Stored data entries
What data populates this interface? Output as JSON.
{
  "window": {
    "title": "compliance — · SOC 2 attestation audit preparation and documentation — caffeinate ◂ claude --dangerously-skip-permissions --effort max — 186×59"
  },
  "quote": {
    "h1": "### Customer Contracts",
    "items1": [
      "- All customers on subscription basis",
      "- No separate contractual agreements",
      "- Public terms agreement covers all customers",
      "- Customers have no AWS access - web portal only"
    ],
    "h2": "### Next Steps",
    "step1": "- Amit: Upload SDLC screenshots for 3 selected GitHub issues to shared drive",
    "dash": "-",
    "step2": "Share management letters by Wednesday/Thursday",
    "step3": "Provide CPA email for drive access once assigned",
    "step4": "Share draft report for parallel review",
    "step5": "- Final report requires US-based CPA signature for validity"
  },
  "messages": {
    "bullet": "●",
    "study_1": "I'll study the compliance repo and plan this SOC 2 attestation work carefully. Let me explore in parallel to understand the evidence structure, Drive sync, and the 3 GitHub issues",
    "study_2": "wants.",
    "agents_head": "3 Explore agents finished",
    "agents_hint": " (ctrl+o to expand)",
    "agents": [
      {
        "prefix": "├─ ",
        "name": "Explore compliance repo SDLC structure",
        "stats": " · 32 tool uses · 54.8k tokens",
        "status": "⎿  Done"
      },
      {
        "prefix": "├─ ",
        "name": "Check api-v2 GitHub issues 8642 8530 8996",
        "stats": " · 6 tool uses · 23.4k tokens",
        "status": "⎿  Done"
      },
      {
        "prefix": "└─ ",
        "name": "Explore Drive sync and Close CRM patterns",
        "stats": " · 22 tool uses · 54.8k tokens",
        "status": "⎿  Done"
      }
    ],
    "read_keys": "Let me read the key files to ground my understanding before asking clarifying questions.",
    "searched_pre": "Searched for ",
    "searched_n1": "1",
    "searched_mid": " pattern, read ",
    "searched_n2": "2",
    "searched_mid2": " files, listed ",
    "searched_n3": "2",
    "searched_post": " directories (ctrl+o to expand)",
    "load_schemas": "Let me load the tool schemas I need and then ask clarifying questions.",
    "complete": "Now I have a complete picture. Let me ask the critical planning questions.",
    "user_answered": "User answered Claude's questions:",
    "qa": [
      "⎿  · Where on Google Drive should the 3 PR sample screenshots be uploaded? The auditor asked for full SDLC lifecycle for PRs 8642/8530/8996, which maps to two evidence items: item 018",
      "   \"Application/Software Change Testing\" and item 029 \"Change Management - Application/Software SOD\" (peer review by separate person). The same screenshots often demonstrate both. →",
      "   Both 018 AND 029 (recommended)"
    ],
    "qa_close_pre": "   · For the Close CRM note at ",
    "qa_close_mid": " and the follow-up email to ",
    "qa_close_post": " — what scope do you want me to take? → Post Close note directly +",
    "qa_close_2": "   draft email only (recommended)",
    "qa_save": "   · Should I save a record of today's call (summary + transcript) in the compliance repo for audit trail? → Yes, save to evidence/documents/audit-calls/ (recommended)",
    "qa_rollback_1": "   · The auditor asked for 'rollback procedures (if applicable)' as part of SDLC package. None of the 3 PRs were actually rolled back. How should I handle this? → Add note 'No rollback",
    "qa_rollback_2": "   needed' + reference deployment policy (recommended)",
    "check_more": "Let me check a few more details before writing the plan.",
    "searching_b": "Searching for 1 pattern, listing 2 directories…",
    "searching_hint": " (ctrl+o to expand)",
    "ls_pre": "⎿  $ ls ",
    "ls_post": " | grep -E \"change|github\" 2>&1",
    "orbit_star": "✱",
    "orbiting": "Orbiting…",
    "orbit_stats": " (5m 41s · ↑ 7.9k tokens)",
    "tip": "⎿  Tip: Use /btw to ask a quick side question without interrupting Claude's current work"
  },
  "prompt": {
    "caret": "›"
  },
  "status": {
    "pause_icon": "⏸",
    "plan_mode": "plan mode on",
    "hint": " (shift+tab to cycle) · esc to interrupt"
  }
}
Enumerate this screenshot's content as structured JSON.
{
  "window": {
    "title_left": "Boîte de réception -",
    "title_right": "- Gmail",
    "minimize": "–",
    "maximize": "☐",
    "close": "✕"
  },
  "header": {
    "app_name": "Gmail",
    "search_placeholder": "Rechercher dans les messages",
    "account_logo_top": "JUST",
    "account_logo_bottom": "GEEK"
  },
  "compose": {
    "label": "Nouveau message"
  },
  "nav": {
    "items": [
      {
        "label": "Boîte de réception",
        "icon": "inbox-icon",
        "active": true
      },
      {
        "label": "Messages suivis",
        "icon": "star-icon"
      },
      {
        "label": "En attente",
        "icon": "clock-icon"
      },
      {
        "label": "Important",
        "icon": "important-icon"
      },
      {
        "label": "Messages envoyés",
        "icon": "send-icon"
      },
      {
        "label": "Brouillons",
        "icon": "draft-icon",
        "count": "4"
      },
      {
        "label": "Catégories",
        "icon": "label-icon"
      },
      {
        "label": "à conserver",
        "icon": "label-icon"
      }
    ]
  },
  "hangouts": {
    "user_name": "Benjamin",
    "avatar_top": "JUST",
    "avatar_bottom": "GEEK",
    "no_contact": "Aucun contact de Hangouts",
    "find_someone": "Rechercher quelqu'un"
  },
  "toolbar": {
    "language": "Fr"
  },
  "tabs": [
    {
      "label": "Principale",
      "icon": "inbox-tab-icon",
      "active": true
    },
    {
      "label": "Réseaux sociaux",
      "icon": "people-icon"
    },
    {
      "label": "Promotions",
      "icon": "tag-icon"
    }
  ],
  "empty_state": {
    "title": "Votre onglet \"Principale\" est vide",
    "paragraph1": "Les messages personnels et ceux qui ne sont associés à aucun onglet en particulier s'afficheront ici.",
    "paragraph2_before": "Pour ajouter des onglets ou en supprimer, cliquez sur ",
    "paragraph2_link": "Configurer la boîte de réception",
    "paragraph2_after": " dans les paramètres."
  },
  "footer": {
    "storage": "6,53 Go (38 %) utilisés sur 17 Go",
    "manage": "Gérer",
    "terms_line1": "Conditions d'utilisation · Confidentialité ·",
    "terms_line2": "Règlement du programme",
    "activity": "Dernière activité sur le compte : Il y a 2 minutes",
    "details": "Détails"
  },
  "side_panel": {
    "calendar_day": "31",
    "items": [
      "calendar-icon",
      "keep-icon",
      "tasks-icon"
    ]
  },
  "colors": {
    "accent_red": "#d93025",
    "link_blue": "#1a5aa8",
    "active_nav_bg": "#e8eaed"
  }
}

_Exercise directions_
Return the whole listing exactly.

_Output of the exercise_
What data populates this interface? Output as JSON.
{
  "window": {
    "title": "compliance — · SOC 2 attestation audit preparation and documentation — caffeinate ◂ claude --dangerously-skip-permissions --effort max — 186×59"
  },
  "quote": {
    "h1": "### Customer Contracts",
    "items1": [
      "- All customers on subscription basis",
      "- No separate contractual agreements",
      "- Public terms agreement covers all customers",
      "- Customers have no AWS access - web portal only"
    ],
    "h2": "### Next Steps",
    "step1": "- Amit: Upload SDLC screenshots for 3 selected GitHub issues to shared drive",
    "dash": "-",
    "step2": "Share management letters by Wednesday/Thursday",
    "step3": "Provide CPA email for drive access once assigned",
    "step4": "Share draft report for parallel review",
    "step5": "- Final report requires US-based CPA signature for validity"
  },
  "messages": {
    "bullet": "●",
    "study_1": "I'll study the compliance repo and plan this SOC 2 attestation work carefully. Let me explore in parallel to understand the evidence structure, Drive sync, and the 3 GitHub issues",
    "study_2": "wants.",
    "agents_head": "3 Explore agents finished",
    "agents_hint": " (ctrl+o to expand)",
    "agents": [
      {
        "prefix": "├─ ",
        "name": "Explore compliance repo SDLC structure",
        "stats": " · 32 tool uses · 54.8k tokens",
        "status": "⎿  Done"
      },
      {
        "prefix": "├─ ",
        "name": "Check api-v2 GitHub issues 8642 8530 8996",
        "stats": " · 6 tool uses · 23.4k tokens",
        "status": "⎿  Done"
      },
      {
        "prefix": "└─ ",
        "name": "Explore Drive sync and Close CRM patterns",
        "stats": " · 22 tool uses · 54.8k tokens",
        "status": "⎿  Done"
      }
    ],
    "read_keys": "Let me read the key files to ground my understanding before asking clarifying questions.",
    "searched_pre": "Searched for ",
    "searched_n1": "1",
    "searched_mid": " pattern, read ",
    "searched_n2": "2",
    "searched_mid2": " files, listed ",
    "searched_n3": "2",
    "searched_post": " directories (ctrl+o to expand)",
    "load_schemas": "Let me load the tool schemas I need and then ask clarifying questions.",
    "complete": "Now I have a complete picture. Let me ask the critical planning questions.",
    "user_answered": "User answered Claude's questions:",
    "qa": [
      "⎿  · Where on Google Drive should the 3 PR sample screenshots be uploaded? The auditor asked for full SDLC lifecycle for PRs 8642/8530/8996, which maps to two evidence items: item 018",
      "   \"Application/Software Change Testing\" and item 029 \"Change Management - Application/Software SOD\" (peer review by separate person). The same screenshots often demonstrate both. →",
      "   Both 018 AND 029 (recommended)"
    ],
    "qa_close_pre": "   · For the Close CRM note at ",
    "qa_close_mid": " and the follow-up email to ",
    "qa_close_post": " — what scope do you want me to take? → Post Close note directly +",
    "qa_close_2": "   draft email only (recommended)",
    "qa_save": "   · Should I save a record of today's call (summary + transcript) in the compliance repo for audit trail? → Yes, save to evidence/documents/audit-calls/ (recommended)",
    "qa_rollback_1": "   · The auditor asked for 'rollback procedures (if applicable)' as part of SDLC package. None of the 3 PRs were actually rolled back. How should I handle this? → Add note 'No rollback",
    "qa_rollback_2": "   needed' + reference deployment policy (recommended)",
    "check_more": "Let me check a few more details before writing the plan.",
    "searching_b": "Searching for 1 pattern, listing 2 directories…",
    "searching_hint": " (ctrl+o to expand)",
    "ls_pre": "⎿  $ ls ",
    "ls_post": " | grep -E \"change|github\" 2>&1",
    "orbit_star": "✱",
    "orbiting": "Orbiting…",
    "orbit_stats": " (5m 41s · ↑ 7.9k tokens)",
    "tip": "⎿  Tip: Use /btw to ask a quick side question without interrupting Claude's current work"
  },
  "prompt": {
    "caret": "›"
  },
  "status": {
    "pause_icon": "⏸",
    "plan_mode": "plan mode on",
    "hint": " (shift+tab to cycle) · esc to interrupt"
  }
}
Enumerate this screenshot's content as structured JSON.
{
  "window": {
    "title_left": "Boîte de réception -",
    "title_right": "- Gmail",
    "minimize": "–",
    "maximize": "☐",
    "close": "✕"
  },
  "header": {
    "app_name": "Gmail",
    "search_placeholder": "Rechercher dans les messages",
    "account_logo_top": "JUST",
    "account_logo_bottom": "GEEK"
  },
  "compose": {
    "label": "Nouveau message"
  },
  "nav": {
    "items": [
      {
        "label": "Boîte de réception",
        "icon": "inbox-icon",
        "active": true
      },
      {
        "label": "Messages suivis",
        "icon": "star-icon"
      },
      {
        "label": "En attente",
        "icon": "clock-icon"
      },
      {
        "label": "Important",
        "icon": "important-icon"
      },
      {
        "label": "Messages envoyés",
        "icon": "send-icon"
      },
      {
        "label": "Brouillons",
        "icon": "draft-icon",
        "count": "4"
      },
      {
        "label": "Catégories",
        "icon": "label-icon"
      },
      {
        "label": "à conserver",
        "icon": "label-icon"
      }
    ]
  },
  "hangouts": {
    "user_name": "Benjamin",
    "avatar_top": "JUST",
    "avatar_bottom": "GEEK",
    "no_contact": "Aucun contact de Hangouts",
    "find_someone": "Rechercher quelqu'un"
  },
  "toolbar": {
    "language": "Fr"
  },
  "tabs": [
    {
      "label": "Principale",
      "icon": "inbox-tab-icon",
      "active": true
    },
    {
      "label": "Réseaux sociaux",
      "icon": "people-icon"
    },
    {
      "label": "Promotions",
      "icon": "tag-icon"
    }
  ],
  "empty_state": {
    "title": "Votre onglet \"Principale\" est vide",
    "paragraph1": "Les messages personnels et ceux qui ne sont associés à aucun onglet en particulier s'afficheront ici.",
    "paragraph2_before": "Pour ajouter des onglets ou en supprimer, cliquez sur ",
    "paragraph2_link": "Configurer la boîte de réception",
    "paragraph2_after": " dans les paramètres."
  },
  "footer": {
    "storage": "6,53 Go (38 %) utilisés sur 17 Go",
    "manage": "Gérer",
    "terms_line1": "Conditions d'utilisation · Confidentialité ·",
    "terms_line2": "Règlement du programme",
    "activity": "Dernière activité sur le compte : Il y a 2 minutes",
    "details": "Détails"
  },
  "side_panel": {
    "calendar_day": "31",
    "items": [
      "calendar-icon",
      "keep-icon",
      "tasks-icon"
    ]
  },
  "colors": {
    "accent_red": "#d93025",
    "link_blue": "#1a5aa8",
    "active_nav_bg": "#e8eaed"
  }
}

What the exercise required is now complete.